- Given data
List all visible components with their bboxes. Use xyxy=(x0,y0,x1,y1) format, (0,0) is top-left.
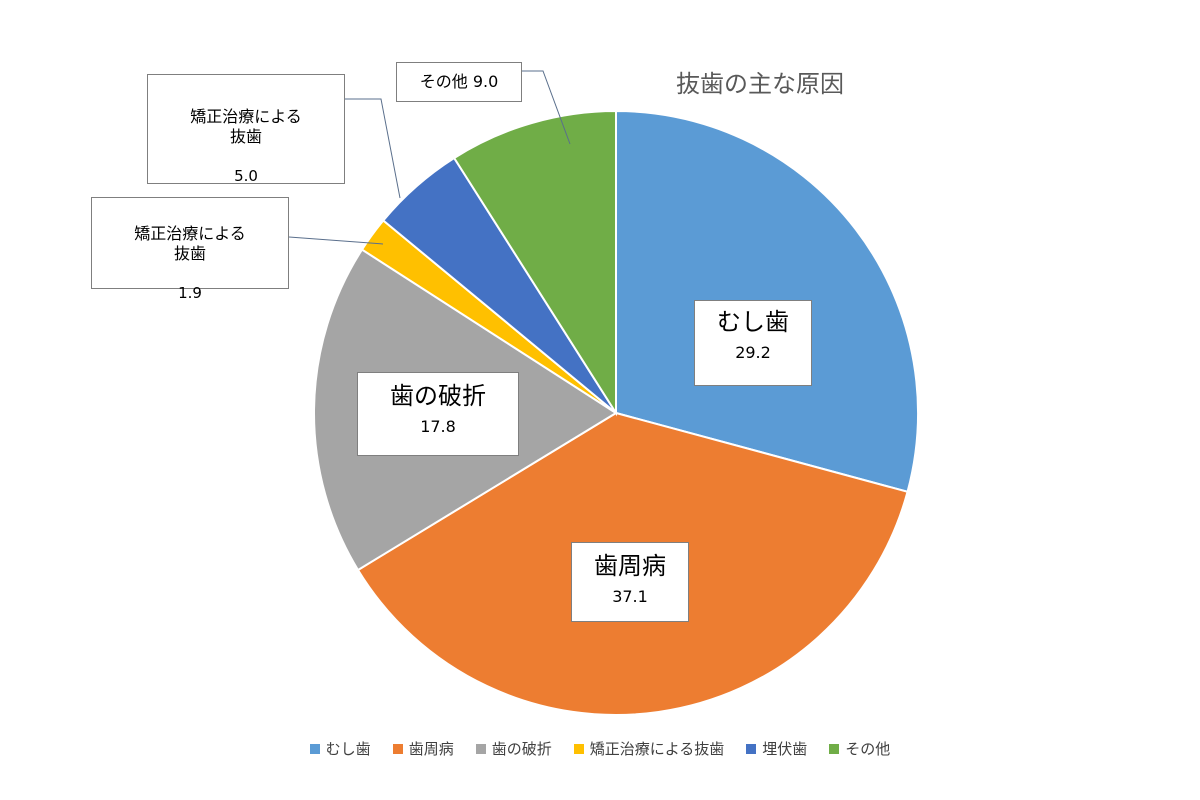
legend-item: 歯周病 xyxy=(392,738,454,759)
chart-title: 抜歯の主な原因 xyxy=(676,70,844,98)
legend-label: その他 xyxy=(845,740,891,758)
data-label-sonota: その他 9.0 xyxy=(396,62,522,102)
legend-swatch xyxy=(392,743,403,754)
legend-label: 歯の破折 xyxy=(491,740,552,758)
data-label-value: 1.9 xyxy=(178,284,202,302)
legend-label: むし歯 xyxy=(325,740,371,758)
legend-label: 歯周病 xyxy=(408,740,454,758)
leader-line xyxy=(345,98,401,199)
data-label-value: 29.2 xyxy=(735,343,771,362)
data-label-value: 9.0 xyxy=(472,72,499,91)
data-label-name: 矯正治療による 抜歯 xyxy=(190,107,302,146)
leader-line xyxy=(288,236,384,245)
data-label-name: 歯の破折 xyxy=(390,382,486,410)
legend-swatch xyxy=(475,743,486,754)
legend-item: 歯の破折 xyxy=(475,738,552,759)
data-label-name: 歯周病 xyxy=(594,552,666,580)
legend-swatch xyxy=(309,743,320,754)
data-label-value: 17.8 xyxy=(420,417,456,436)
legend-swatch xyxy=(573,743,584,754)
leader-line xyxy=(522,70,571,145)
data-label-maifukushi: 矯正治療による 抜歯 5.0 xyxy=(147,74,345,185)
legend-item: その他 xyxy=(829,738,890,759)
data-label-mushiba: むし歯 29.2 xyxy=(694,300,812,386)
legend: むし歯 歯周病 歯の破折 矯正治療による抜歯 埋伏歯 その他 xyxy=(0,738,1200,759)
legend-swatch xyxy=(829,743,840,754)
legend-item: 矯正治療による抜歯 xyxy=(573,738,725,759)
data-label-text: その他 9.0 xyxy=(397,72,521,92)
data-label-kyosei-small: 矯正治療による 抜歯 1.9 xyxy=(91,197,289,302)
data-label-value: 5.0 xyxy=(234,167,258,185)
pie-slice xyxy=(452,109,617,417)
data-label-name: 矯正治療による 抜歯 xyxy=(134,224,246,263)
data-label-hasetsu: 歯の破折 17.8 xyxy=(357,372,519,456)
data-label-name: その他 xyxy=(419,72,468,91)
leader-lines xyxy=(288,70,571,245)
legend-label: 埋伏歯 xyxy=(762,740,808,758)
legend-item: むし歯 xyxy=(309,738,371,759)
data-label-name: むし歯 xyxy=(717,308,789,336)
data-label-shishubyo: 歯周病 37.1 xyxy=(571,542,689,622)
legend-item: 埋伏歯 xyxy=(746,738,807,759)
legend-label: 矯正治療による抜歯 xyxy=(589,740,725,758)
legend-swatch xyxy=(746,743,757,754)
data-label-value: 37.1 xyxy=(612,587,648,606)
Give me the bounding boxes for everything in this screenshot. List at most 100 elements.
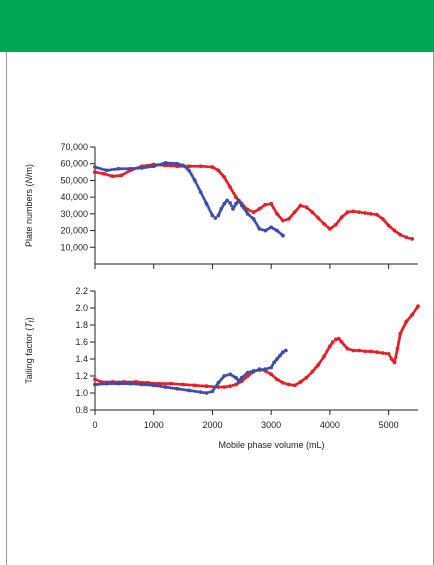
data-marker — [168, 164, 172, 168]
y-tick-label: 1.6 — [75, 337, 88, 347]
data-marker — [366, 211, 370, 215]
data-marker — [208, 209, 212, 213]
data-point — [263, 367, 268, 372]
data-marker — [315, 365, 319, 369]
data-marker — [185, 388, 189, 392]
y-tick-label: 60,000 — [60, 159, 88, 169]
data-marker — [297, 381, 301, 385]
data-point — [187, 164, 191, 169]
data-marker — [107, 382, 111, 386]
data-marker — [214, 167, 218, 171]
data-marker — [171, 161, 175, 165]
data-marker — [202, 391, 206, 395]
data-marker — [183, 383, 187, 387]
series-0 — [93, 304, 420, 389]
y-axis-label: Tailing factor (Tf) — [24, 317, 36, 383]
y-tick-label: 1.4 — [75, 354, 88, 364]
data-marker — [379, 215, 383, 219]
data-marker — [321, 357, 325, 361]
data-marker — [389, 225, 393, 229]
data-point — [192, 383, 197, 388]
data-marker — [185, 167, 189, 171]
data-marker — [119, 382, 123, 386]
data-point — [363, 349, 368, 354]
data-marker — [161, 162, 165, 166]
data-point — [251, 369, 256, 373]
data-point — [286, 382, 291, 387]
data-marker — [200, 384, 204, 388]
data-marker — [235, 200, 239, 204]
data-point — [333, 337, 338, 342]
series-1 — [93, 348, 288, 395]
data-point — [213, 216, 218, 220]
data-marker — [115, 174, 119, 178]
data-point — [257, 368, 262, 372]
data-marker — [221, 204, 225, 208]
y-tick-label: 1.8 — [75, 320, 88, 330]
data-marker — [301, 204, 305, 208]
data-marker — [267, 226, 271, 230]
data-marker — [244, 376, 248, 380]
data-marker — [238, 377, 242, 381]
data-marker — [308, 209, 312, 213]
data-marker — [395, 349, 399, 353]
data-marker — [415, 306, 419, 310]
data-marker — [198, 188, 202, 192]
data-marker — [119, 167, 123, 171]
data-marker — [192, 389, 196, 393]
data-marker — [248, 214, 252, 218]
data-marker — [198, 384, 202, 388]
data-marker — [189, 164, 193, 168]
data-marker — [279, 352, 283, 356]
data-marker — [186, 383, 190, 387]
data-marker — [354, 210, 358, 214]
data-marker — [378, 351, 382, 355]
data-marker — [98, 382, 102, 386]
data-marker — [391, 227, 395, 231]
data-marker — [196, 185, 200, 189]
data-point — [163, 385, 168, 389]
data-point — [386, 352, 391, 356]
data-marker — [271, 363, 275, 367]
data-marker — [221, 173, 225, 177]
data-marker — [142, 166, 146, 170]
data-marker — [100, 171, 104, 175]
data-marker — [366, 349, 370, 353]
data-marker — [244, 210, 248, 214]
data-marker — [326, 225, 330, 229]
x-tick-label: 2000 — [202, 420, 222, 430]
data-marker — [171, 164, 175, 168]
data-marker — [274, 359, 278, 363]
data-marker — [249, 209, 253, 213]
data-marker — [348, 210, 352, 214]
data-marker — [196, 390, 200, 394]
data-point — [116, 381, 121, 386]
data-marker — [403, 322, 407, 326]
data-marker — [413, 309, 417, 313]
data-marker — [178, 387, 182, 391]
data-marker — [249, 370, 253, 374]
data-marker — [302, 377, 306, 381]
data-marker — [218, 209, 222, 213]
data-marker — [291, 212, 295, 216]
y-axis-label: Plate numbers (N/m) — [24, 164, 34, 247]
data-marker — [189, 389, 193, 393]
data-marker — [176, 382, 180, 386]
data-marker — [227, 183, 231, 187]
data-marker — [393, 356, 397, 360]
data-marker — [372, 212, 376, 216]
data-marker — [108, 174, 112, 178]
y-tick-label: 2.2 — [75, 286, 88, 296]
data-point — [351, 209, 356, 214]
series-1 — [93, 160, 285, 238]
data-marker — [180, 387, 184, 391]
data-marker — [266, 202, 270, 206]
data-marker — [131, 382, 135, 386]
data-point — [181, 382, 185, 387]
data-point — [283, 348, 288, 353]
data-marker — [138, 382, 142, 386]
data-point — [269, 365, 274, 370]
data-point — [369, 211, 373, 216]
data-marker — [113, 174, 117, 178]
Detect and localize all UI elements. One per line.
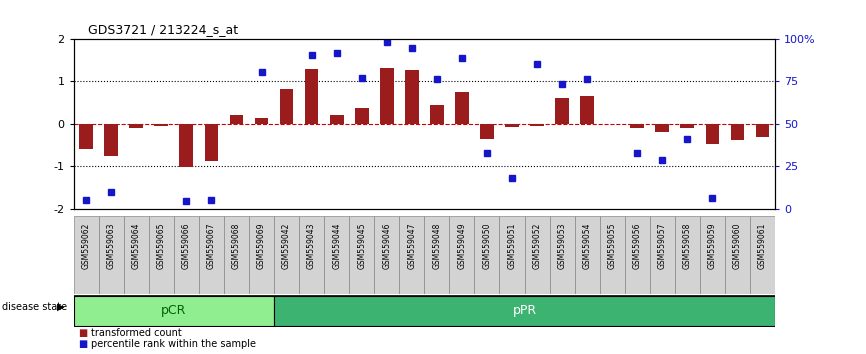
Text: GSM559057: GSM559057 xyxy=(658,222,667,269)
Text: GSM559064: GSM559064 xyxy=(132,222,141,269)
Text: GSM559044: GSM559044 xyxy=(333,222,341,269)
FancyBboxPatch shape xyxy=(550,216,575,294)
Bar xyxy=(305,69,319,124)
FancyBboxPatch shape xyxy=(500,216,525,294)
Text: GSM559050: GSM559050 xyxy=(482,222,492,269)
Bar xyxy=(430,105,443,124)
Text: GSM559062: GSM559062 xyxy=(81,222,91,269)
Bar xyxy=(706,124,720,144)
Bar xyxy=(380,68,394,124)
FancyBboxPatch shape xyxy=(424,216,449,294)
Bar xyxy=(505,124,519,127)
Text: GSM559051: GSM559051 xyxy=(507,222,516,269)
Bar xyxy=(455,92,469,124)
Text: GSM559042: GSM559042 xyxy=(282,222,291,269)
Bar xyxy=(405,69,418,124)
FancyBboxPatch shape xyxy=(299,216,324,294)
Text: GSM559046: GSM559046 xyxy=(382,222,391,269)
FancyBboxPatch shape xyxy=(599,216,624,294)
Bar xyxy=(129,124,143,128)
FancyBboxPatch shape xyxy=(725,216,750,294)
Text: pPR: pPR xyxy=(513,304,537,317)
FancyBboxPatch shape xyxy=(575,216,599,294)
Bar xyxy=(104,124,118,156)
FancyBboxPatch shape xyxy=(374,216,399,294)
FancyBboxPatch shape xyxy=(74,296,274,326)
Bar xyxy=(681,124,695,128)
Text: GSM559047: GSM559047 xyxy=(407,222,417,269)
FancyBboxPatch shape xyxy=(124,216,149,294)
Bar xyxy=(255,118,268,124)
Bar xyxy=(480,124,494,139)
Text: GSM559043: GSM559043 xyxy=(307,222,316,269)
Text: GSM559067: GSM559067 xyxy=(207,222,216,269)
FancyBboxPatch shape xyxy=(74,216,99,294)
FancyBboxPatch shape xyxy=(399,216,424,294)
FancyBboxPatch shape xyxy=(675,216,700,294)
Bar xyxy=(530,124,544,126)
Bar xyxy=(555,98,569,124)
Text: GDS3721 / 213224_s_at: GDS3721 / 213224_s_at xyxy=(87,23,238,36)
Bar xyxy=(154,124,168,126)
FancyBboxPatch shape xyxy=(349,216,374,294)
Bar xyxy=(204,124,218,161)
Text: GSM559069: GSM559069 xyxy=(257,222,266,269)
Text: GSM559056: GSM559056 xyxy=(633,222,642,269)
FancyBboxPatch shape xyxy=(475,216,500,294)
Text: ■: ■ xyxy=(78,339,87,349)
FancyBboxPatch shape xyxy=(750,216,775,294)
FancyBboxPatch shape xyxy=(224,216,249,294)
Text: percentile rank within the sample: percentile rank within the sample xyxy=(91,339,256,349)
Bar xyxy=(330,115,344,124)
FancyBboxPatch shape xyxy=(624,216,650,294)
FancyBboxPatch shape xyxy=(274,216,299,294)
Text: GSM559055: GSM559055 xyxy=(608,222,617,269)
Text: GSM559052: GSM559052 xyxy=(533,222,541,269)
FancyBboxPatch shape xyxy=(324,216,349,294)
FancyBboxPatch shape xyxy=(650,216,675,294)
Text: GSM559048: GSM559048 xyxy=(432,222,442,269)
Text: ▶: ▶ xyxy=(57,302,64,312)
Bar xyxy=(229,115,243,124)
Text: GSM559061: GSM559061 xyxy=(758,222,767,269)
Bar xyxy=(179,124,193,167)
Bar xyxy=(280,89,294,124)
Text: GSM559045: GSM559045 xyxy=(357,222,366,269)
Bar xyxy=(656,124,669,132)
FancyBboxPatch shape xyxy=(525,216,550,294)
Text: GSM559066: GSM559066 xyxy=(182,222,191,269)
FancyBboxPatch shape xyxy=(99,216,124,294)
Text: GSM559060: GSM559060 xyxy=(733,222,742,269)
Bar xyxy=(756,124,769,137)
Text: GSM559054: GSM559054 xyxy=(583,222,591,269)
Text: GSM559063: GSM559063 xyxy=(107,222,116,269)
Text: ■: ■ xyxy=(78,328,87,338)
Bar xyxy=(731,124,745,140)
Text: transformed count: transformed count xyxy=(91,328,182,338)
Text: GSM559058: GSM559058 xyxy=(683,222,692,269)
Bar xyxy=(80,124,93,149)
Bar xyxy=(580,96,594,124)
Text: disease state: disease state xyxy=(2,302,67,312)
FancyBboxPatch shape xyxy=(174,216,199,294)
FancyBboxPatch shape xyxy=(249,216,274,294)
Text: GSM559053: GSM559053 xyxy=(558,222,566,269)
Bar xyxy=(630,124,644,128)
Text: GSM559065: GSM559065 xyxy=(157,222,165,269)
FancyBboxPatch shape xyxy=(149,216,174,294)
Text: GSM559059: GSM559059 xyxy=(708,222,717,269)
Text: GSM559068: GSM559068 xyxy=(232,222,241,269)
Text: GSM559049: GSM559049 xyxy=(457,222,467,269)
FancyBboxPatch shape xyxy=(274,296,775,326)
Text: pCR: pCR xyxy=(161,304,186,317)
FancyBboxPatch shape xyxy=(449,216,475,294)
Bar xyxy=(355,108,369,124)
FancyBboxPatch shape xyxy=(700,216,725,294)
FancyBboxPatch shape xyxy=(199,216,224,294)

- The problem
Tally the lines of the rows above that contain the string "value" and give only the number.

- Right answer
6